====== Input ======

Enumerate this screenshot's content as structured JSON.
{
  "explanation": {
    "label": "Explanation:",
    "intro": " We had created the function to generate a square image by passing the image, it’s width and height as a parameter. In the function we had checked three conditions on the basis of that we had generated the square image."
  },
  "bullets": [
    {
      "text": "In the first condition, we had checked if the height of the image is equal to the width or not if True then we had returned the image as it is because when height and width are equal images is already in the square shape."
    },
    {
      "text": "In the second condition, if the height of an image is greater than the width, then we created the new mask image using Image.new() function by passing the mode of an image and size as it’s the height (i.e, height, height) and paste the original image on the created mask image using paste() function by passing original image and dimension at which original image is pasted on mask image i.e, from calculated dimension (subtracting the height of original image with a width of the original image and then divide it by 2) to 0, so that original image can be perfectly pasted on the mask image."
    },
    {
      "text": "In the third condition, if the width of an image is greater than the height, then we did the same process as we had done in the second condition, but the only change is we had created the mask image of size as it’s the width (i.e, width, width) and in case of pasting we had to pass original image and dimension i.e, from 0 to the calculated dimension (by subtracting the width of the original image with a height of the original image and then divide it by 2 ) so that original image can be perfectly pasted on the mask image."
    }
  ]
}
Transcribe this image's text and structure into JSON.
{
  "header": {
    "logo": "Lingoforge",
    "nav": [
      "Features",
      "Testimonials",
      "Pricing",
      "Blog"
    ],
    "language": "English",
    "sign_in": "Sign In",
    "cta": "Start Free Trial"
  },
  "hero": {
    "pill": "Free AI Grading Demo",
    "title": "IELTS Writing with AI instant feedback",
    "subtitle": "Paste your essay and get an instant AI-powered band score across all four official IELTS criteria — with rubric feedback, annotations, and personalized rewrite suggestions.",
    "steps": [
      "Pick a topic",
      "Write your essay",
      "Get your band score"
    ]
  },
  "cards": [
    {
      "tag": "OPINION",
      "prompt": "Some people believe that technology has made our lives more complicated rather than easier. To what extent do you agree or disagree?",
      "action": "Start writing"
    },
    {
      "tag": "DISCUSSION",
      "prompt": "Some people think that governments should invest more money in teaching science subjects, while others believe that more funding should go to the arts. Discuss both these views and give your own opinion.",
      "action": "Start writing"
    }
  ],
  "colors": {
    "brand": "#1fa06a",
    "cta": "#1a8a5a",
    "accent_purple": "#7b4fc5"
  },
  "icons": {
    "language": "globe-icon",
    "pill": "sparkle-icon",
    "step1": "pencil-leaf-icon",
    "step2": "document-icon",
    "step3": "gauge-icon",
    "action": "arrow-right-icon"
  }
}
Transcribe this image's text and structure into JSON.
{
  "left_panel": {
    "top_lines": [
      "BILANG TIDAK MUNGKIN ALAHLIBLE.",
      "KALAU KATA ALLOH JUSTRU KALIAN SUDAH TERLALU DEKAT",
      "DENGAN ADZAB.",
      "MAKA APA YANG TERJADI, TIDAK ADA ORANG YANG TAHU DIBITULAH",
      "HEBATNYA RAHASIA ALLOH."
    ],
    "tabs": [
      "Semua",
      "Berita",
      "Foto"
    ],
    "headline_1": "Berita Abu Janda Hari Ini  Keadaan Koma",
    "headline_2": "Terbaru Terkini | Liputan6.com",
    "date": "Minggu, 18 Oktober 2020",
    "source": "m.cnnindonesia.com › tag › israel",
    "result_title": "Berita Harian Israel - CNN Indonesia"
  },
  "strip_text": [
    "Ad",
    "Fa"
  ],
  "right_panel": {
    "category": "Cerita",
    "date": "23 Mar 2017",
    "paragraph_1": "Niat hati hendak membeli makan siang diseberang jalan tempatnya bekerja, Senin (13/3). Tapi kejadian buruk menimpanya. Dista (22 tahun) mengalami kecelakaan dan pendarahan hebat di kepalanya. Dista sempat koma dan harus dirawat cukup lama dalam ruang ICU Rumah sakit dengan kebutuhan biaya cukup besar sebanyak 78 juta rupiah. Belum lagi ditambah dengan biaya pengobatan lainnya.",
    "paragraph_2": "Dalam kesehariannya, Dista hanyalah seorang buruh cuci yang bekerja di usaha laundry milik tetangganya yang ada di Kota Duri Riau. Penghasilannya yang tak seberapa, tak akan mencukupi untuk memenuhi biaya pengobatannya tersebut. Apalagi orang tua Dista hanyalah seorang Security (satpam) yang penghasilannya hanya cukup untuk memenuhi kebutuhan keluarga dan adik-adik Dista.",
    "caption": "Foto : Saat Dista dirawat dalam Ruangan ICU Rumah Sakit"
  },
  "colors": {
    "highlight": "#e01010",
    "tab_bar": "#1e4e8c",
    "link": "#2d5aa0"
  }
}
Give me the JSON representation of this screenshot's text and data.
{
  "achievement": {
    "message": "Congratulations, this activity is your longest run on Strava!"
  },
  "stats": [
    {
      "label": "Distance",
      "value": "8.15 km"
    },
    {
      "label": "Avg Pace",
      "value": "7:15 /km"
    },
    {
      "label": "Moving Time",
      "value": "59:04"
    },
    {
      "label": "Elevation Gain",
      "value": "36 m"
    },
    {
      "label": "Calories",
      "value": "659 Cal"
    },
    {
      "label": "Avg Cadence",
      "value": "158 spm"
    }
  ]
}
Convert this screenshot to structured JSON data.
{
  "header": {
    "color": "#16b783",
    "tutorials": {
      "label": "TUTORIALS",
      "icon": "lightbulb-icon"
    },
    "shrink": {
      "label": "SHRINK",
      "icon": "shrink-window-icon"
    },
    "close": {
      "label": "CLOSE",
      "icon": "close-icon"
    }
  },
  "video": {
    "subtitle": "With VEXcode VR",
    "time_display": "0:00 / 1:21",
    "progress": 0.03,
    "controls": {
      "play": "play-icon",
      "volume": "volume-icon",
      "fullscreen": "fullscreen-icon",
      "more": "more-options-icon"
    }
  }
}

======

The problem. All of the lines above need to be given again exactly.

Solution to the problem.
Enumerate this screenshot's content as structured JSON.
{
  "explanation": {
    "label": "Explanation:",
    "intro": " We had created the function to generate a square image by passing the image, it’s width and height as a parameter. In the function we had checked three conditions on the basis of that we had generated the square image."
  },
  "bullets": [
    {
      "text": "In the first condition, we had checked if the height of the image is equal to the width or not if True then we had returned the image as it is because when height and width are equal images is already in the square shape."
    },
    {
      "text": "In the second condition, if the height of an image is greater than the width, then we created the new mask image using Image.new() function by passing the mode of an image and size as it’s the height (i.e, height, height) and paste the original image on the created mask image using paste() function by passing original image and dimension at which original image is pasted on mask image i.e, from calculated dimension (subtracting the height of original image with a width of the original image and then divide it by 2) to 0, so that original image can be perfectly pasted on the mask image."
    },
    {
      "text": "In the third condition, if the width of an image is greater than the height, then we did the same process as we had done in the second condition, but the only change is we had created the mask image of size as it’s the width (i.e, width, width) and in case of pasting we had to pass original image and dimension i.e, from 0 to the calculated dimension (by subtracting the width of the original image with a height of the original image and then divide it by 2 ) so that original image can be perfectly pasted on the mask image."
    }
  ]
}
Transcribe this image's text and structure into JSON.
{
  "header": {
    "logo": "Lingoforge",
    "nav": [
      "Features",
      "Testimonials",
      "Pricing",
      "Blog"
    ],
    "language": "English",
    "sign_in": "Sign In",
    "cta": "Start Free Trial"
  },
  "hero": {
    "pill": "Free AI Grading Demo",
    "title": "IELTS Writing with AI instant feedback",
    "subtitle": "Paste your essay and get an instant AI-powered band score across all four official IELTS criteria — with rubric feedback, annotations, and personalized rewrite suggestions.",
    "steps": [
      "Pick a topic",
      "Write your essay",
      "Get your band score"
    ]
  },
  "cards": [
    {
      "tag": "OPINION",
      "prompt": "Some people believe that technology has made our lives more complicated rather than easier. To what extent do you agree or disagree?",
      "action": "Start writing"
    },
    {
      "tag": "DISCUSSION",
      "prompt": "Some people think that governments should invest more money in teaching science subjects, while others believe that more funding should go to the arts. Discuss both these views and give your own opinion.",
      "action": "Start writing"
    }
  ],
  "colors": {
    "brand": "#1fa06a",
    "cta": "#1a8a5a",
    "accent_purple": "#7b4fc5"
  },
  "icons": {
    "language": "globe-icon",
    "pill": "sparkle-icon",
    "step1": "pencil-leaf-icon",
    "step2": "document-icon",
    "step3": "gauge-icon",
    "action": "arrow-right-icon"
  }
}
Transcribe this image's text and structure into JSON.
{
  "left_panel": {
    "top_lines": [
      "BILANG TIDAK MUNGKIN ALAHLIBLE.",
      "KALAU KATA ALLOH JUSTRU KALIAN SUDAH TERLALU DEKAT",
      "DENGAN ADZAB.",
      "MAKA APA YANG TERJADI, TIDAK ADA ORANG YANG TAHU DIBITULAH",
      "HEBATNYA RAHASIA ALLOH."
    ],
    "tabs": [
      "Semua",
      "Berita",
      "Foto"
    ],
    "headline_1": "Berita Abu Janda Hari Ini  Keadaan Koma",
    "headline_2": "Terbaru Terkini | Liputan6.com",
    "date": "Minggu, 18 Oktober 2020",
    "source": "m.cnnindonesia.com › tag › israel",
    "result_title": "Berita Harian Israel - CNN Indonesia"
  },
  "strip_text": [
    "Ad",
    "Fa"
  ],
  "right_panel": {
    "category": "Cerita",
    "date": "23 Mar 2017",
    "paragraph_1": "Niat hati hendak membeli makan siang diseberang jalan tempatnya bekerja, Senin (13/3). Tapi kejadian buruk menimpanya. Dista (22 tahun) mengalami kecelakaan dan pendarahan hebat di kepalanya. Dista sempat koma dan harus dirawat cukup lama dalam ruang ICU Rumah sakit dengan kebutuhan biaya cukup besar sebanyak 78 juta rupiah. Belum lagi ditambah dengan biaya pengobatan lainnya.",
    "paragraph_2": "Dalam kesehariannya, Dista hanyalah seorang buruh cuci yang bekerja di usaha laundry milik tetangganya yang ada di Kota Duri Riau. Penghasilannya yang tak seberapa, tak akan mencukupi untuk memenuhi biaya pengobatannya tersebut. Apalagi orang tua Dista hanyalah seorang Security (satpam) yang penghasilannya hanya cukup untuk memenuhi kebutuhan keluarga dan adik-adik Dista.",
    "caption": "Foto : Saat Dista dirawat dalam Ruangan ICU Rumah Sakit"
  },
  "colors": {
    "highlight": "#e01010",
    "tab_bar": "#1e4e8c",
    "link": "#2d5aa0"
  }
}
Give me the JSON representation of this screenshot's text and data.
{
  "achievement": {
    "message": "Congratulations, this activity is your longest run on Strava!"
  },
  "stats": [
    {
      "label": "Distance",
      "value": "8.15 km"
    },
    {
      "label": "Avg Pace",
      "value": "7:15 /km"
    },
    {
      "label": "Moving Time",
      "value": "59:04"
    },
    {
      "label": "Elevation Gain",
      "value": "36 m"
    },
    {
      "label": "Calories",
      "value": "659 Cal"
    },
    {
      "label": "Avg Cadence",
      "value": "158 spm"
    }
  ]
}
Convert this screenshot to structured JSON data.
{
  "header": {
    "color": "#16b783",
    "tutorials": {
      "label": "TUTORIALS",
      "icon": "lightbulb-icon"
    },
    "shrink": {
      "label": "SHRINK",
      "icon": "shrink-window-icon"
    },
    "close": {
      "label": "CLOSE",
      "icon": "close-icon"
    }
  },
  "video": {
    "subtitle": "With VEXcode VR",
    "time_display": "0:00 / 1:21",
    "progress": 0.03,
    "controls": {
      "play": "play-icon",
      "volume": "volume-icon",
      "fullscreen": "fullscreen-icon",
      "more": "more-options-icon"
    }
  }
}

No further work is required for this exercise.